Stated task ▸
Output all of the entries exactly as written.

Available data ▸
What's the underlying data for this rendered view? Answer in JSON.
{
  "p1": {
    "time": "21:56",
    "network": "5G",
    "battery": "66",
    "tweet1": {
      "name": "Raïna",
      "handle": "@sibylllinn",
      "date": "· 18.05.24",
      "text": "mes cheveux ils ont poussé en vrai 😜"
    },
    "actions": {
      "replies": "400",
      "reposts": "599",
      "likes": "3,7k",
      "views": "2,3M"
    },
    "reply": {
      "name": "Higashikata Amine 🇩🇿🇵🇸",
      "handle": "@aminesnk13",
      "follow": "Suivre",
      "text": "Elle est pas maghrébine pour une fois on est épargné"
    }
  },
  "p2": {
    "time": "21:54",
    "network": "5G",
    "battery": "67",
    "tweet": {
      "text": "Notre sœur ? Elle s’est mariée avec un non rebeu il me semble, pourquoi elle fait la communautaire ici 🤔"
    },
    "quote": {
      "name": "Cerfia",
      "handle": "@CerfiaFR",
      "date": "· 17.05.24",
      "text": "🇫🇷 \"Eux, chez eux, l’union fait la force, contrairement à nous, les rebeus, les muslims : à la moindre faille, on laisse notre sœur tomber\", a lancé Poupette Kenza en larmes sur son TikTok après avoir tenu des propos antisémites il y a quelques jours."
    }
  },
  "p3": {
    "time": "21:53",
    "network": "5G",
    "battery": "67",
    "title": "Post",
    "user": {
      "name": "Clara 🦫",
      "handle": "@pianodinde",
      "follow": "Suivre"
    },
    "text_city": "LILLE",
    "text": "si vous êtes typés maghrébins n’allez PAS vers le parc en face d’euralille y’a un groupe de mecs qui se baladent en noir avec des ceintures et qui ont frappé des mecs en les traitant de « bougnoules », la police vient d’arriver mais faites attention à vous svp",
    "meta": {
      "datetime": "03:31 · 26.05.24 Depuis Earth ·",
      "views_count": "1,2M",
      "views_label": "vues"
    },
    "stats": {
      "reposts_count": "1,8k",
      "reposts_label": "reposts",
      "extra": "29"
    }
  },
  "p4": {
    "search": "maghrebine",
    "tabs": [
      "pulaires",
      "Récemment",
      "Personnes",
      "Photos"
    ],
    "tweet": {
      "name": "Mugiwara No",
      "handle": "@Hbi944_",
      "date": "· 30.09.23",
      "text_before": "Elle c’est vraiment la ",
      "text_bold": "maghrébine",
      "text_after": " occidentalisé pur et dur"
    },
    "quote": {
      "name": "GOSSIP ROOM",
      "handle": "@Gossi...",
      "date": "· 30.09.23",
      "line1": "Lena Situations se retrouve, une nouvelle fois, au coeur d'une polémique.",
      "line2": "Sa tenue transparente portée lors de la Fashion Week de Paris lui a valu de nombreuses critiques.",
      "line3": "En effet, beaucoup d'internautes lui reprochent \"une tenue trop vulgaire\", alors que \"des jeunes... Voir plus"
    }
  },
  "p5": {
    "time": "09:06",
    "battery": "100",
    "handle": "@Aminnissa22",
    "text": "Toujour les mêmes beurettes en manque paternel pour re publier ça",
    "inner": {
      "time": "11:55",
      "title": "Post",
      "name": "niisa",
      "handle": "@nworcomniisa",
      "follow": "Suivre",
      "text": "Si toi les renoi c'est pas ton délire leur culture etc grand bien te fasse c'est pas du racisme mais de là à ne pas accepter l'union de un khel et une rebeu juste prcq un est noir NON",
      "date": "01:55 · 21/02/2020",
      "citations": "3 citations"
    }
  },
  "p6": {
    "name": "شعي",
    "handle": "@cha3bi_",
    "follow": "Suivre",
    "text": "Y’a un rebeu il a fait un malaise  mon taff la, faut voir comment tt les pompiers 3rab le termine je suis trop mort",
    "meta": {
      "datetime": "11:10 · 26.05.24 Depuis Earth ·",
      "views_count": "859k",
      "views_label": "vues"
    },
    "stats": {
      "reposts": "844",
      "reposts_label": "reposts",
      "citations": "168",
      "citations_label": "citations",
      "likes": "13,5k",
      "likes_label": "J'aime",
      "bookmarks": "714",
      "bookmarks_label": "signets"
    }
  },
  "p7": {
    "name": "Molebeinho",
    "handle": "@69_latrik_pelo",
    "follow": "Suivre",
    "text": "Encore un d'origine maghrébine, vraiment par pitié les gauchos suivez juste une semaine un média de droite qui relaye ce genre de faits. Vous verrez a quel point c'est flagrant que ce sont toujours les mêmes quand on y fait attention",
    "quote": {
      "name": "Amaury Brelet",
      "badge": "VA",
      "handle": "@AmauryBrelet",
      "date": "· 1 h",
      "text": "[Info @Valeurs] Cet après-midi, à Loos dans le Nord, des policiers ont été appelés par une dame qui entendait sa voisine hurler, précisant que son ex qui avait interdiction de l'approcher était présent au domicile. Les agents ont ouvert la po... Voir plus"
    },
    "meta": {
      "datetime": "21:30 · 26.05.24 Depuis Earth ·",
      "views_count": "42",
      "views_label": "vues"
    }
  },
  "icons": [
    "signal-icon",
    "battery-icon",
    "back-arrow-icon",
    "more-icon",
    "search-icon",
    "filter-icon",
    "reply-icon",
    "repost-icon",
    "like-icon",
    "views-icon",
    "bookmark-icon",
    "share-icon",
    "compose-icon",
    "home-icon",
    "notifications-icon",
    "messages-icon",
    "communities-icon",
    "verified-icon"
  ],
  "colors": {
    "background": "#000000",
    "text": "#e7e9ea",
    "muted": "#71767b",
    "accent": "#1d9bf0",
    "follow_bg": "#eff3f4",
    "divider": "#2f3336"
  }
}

Result ▸
What's the underlying data for this rendered view? Answer in JSON.
{
  "p1": {
    "time": "21:56",
    "network": "5G",
    "battery": "66",
    "tweet1": {
      "name": "Raïna",
      "handle": "@sibylllinn",
      "date": "· 18.05.24",
      "text": "mes cheveux ils ont poussé en vrai 😜"
    },
    "actions": {
      "replies": "400",
      "reposts": "599",
      "likes": "3,7k",
      "views": "2,3M"
    },
    "reply": {
      "name": "Higashikata Amine 🇩🇿🇵🇸",
      "handle": "@aminesnk13",
      "follow": "Suivre",
      "text": "Elle est pas maghrébine pour une fois on est épargné"
    }
  },
  "p2": {
    "time": "21:54",
    "network": "5G",
    "battery": "67",
    "tweet": {
      "text": "Notre sœur ? Elle s’est mariée avec un non rebeu il me semble, pourquoi elle fait la communautaire ici 🤔"
    },
    "quote": {
      "name": "Cerfia",
      "handle": "@CerfiaFR",
      "date": "· 17.05.24",
      "text": "🇫🇷 \"Eux, chez eux, l’union fait la force, contrairement à nous, les rebeus, les muslims : à la moindre faille, on laisse notre sœur tomber\", a lancé Poupette Kenza en larmes sur son TikTok après avoir tenu des propos antisémites il y a quelques jours."
    }
  },
  "p3": {
    "time": "21:53",
    "network": "5G",
    "battery": "67",
    "title": "Post",
    "user": {
      "name": "Clara 🦫",
      "handle": "@pianodinde",
      "follow": "Suivre"
    },
    "text_city": "LILLE",
    "text": "si vous êtes typés maghrébins n’allez PAS vers le parc en face d’euralille y’a un groupe de mecs qui se baladent en noir avec des ceintures et qui ont frappé des mecs en les traitant de « bougnoules », la police vient d’arriver mais faites attention à vous svp",
    "meta": {
      "datetime": "03:31 · 26.05.24 Depuis Earth ·",
      "views_count": "1,2M",
      "views_label": "vues"
    },
    "stats": {
      "reposts_count": "1,8k",
      "reposts_label": "reposts",
      "extra": "29"
    }
  },
  "p4": {
    "search": "maghrebine",
    "tabs": [
      "pulaires",
      "Récemment",
      "Personnes",
      "Photos"
    ],
    "tweet": {
      "name": "Mugiwara No",
      "handle": "@Hbi944_",
      "date": "· 30.09.23",
      "text_before": "Elle c’est vraiment la ",
      "text_bold": "maghrébine",
      "text_after": " occidentalisé pur et dur"
    },
    "quote": {
      "name": "GOSSIP ROOM",
      "handle": "@Gossi...",
      "date": "· 30.09.23",
      "line1": "Lena Situations se retrouve, une nouvelle fois, au coeur d'une polémique.",
      "line2": "Sa tenue transparente portée lors de la Fashion Week de Paris lui a valu de nombreuses critiques.",
      "line3": "En effet, beaucoup d'internautes lui reprochent \"une tenue trop vulgaire\", alors que \"des jeunes... Voir plus"
    }
  },
  "p5": {
    "time": "09:06",
    "battery": "100",
    "handle": "@Aminnissa22",
    "text": "Toujour les mêmes beurettes en manque paternel pour re publier ça",
    "inner": {
      "time": "11:55",
      "title": "Post",
      "name": "niisa",
      "handle": "@nworcomniisa",
      "follow": "Suivre",
      "text": "Si toi les renoi c'est pas ton délire leur culture etc grand bien te fasse c'est pas du racisme mais de là à ne pas accepter l'union de un khel et une rebeu juste prcq un est noir NON",
      "date": "01:55 · 21/02/2020",
      "citations": "3 citations"
    }
  },
  "p6": {
    "name": "شعي",
    "handle": "@cha3bi_",
    "follow": "Suivre",
    "text": "Y’a un rebeu il a fait un malaise  mon taff la, faut voir comment tt les pompiers 3rab le termine je suis trop mort",
    "meta": {
      "datetime": "11:10 · 26.05.24 Depuis Earth ·",
      "views_count": "859k",
      "views_label": "vues"
    },
    "stats": {
      "reposts": "844",
      "reposts_label": "reposts",
      "citations": "168",
      "citations_label": "citations",
      "likes": "13,5k",
      "likes_label": "J'aime",
      "bookmarks": "714",
      "bookmarks_label": "signets"
    }
  },
  "p7": {
    "name": "Molebeinho",
    "handle": "@69_latrik_pelo",
    "follow": "Suivre",
    "text": "Encore un d'origine maghrébine, vraiment par pitié les gauchos suivez juste une semaine un média de droite qui relaye ce genre de faits. Vous verrez a quel point c'est flagrant que ce sont toujours les mêmes quand on y fait attention",
    "quote": {
      "name": "Amaury Brelet",
      "badge": "VA",
      "handle": "@AmauryBrelet",
      "date": "· 1 h",
      "text": "[Info @Valeurs] Cet après-midi, à Loos dans le Nord, des policiers ont été appelés par une dame qui entendait sa voisine hurler, précisant que son ex qui avait interdiction de l'approcher était présent au domicile. Les agents ont ouvert la po... Voir plus"
    },
    "meta": {
      "datetime": "21:30 · 26.05.24 Depuis Earth ·",
      "views_count": "42",
      "views_label": "vues"
    }
  },
  "icons": [
    "signal-icon",
    "battery-icon",
    "back-arrow-icon",
    "more-icon",
    "search-icon",
    "filter-icon",
    "reply-icon",
    "repost-icon",
    "like-icon",
    "views-icon",
    "bookmark-icon",
    "share-icon",
    "compose-icon",
    "home-icon",
    "notifications-icon",
    "messages-icon",
    "communities-icon",
    "verified-icon"
  ],
  "colors": {
    "background": "#000000",
    "text": "#e7e9ea",
    "muted": "#71767b",
    "accent": "#1d9bf0",
    "follow_bg": "#eff3f4",
    "divider": "#2f3336"
  }
}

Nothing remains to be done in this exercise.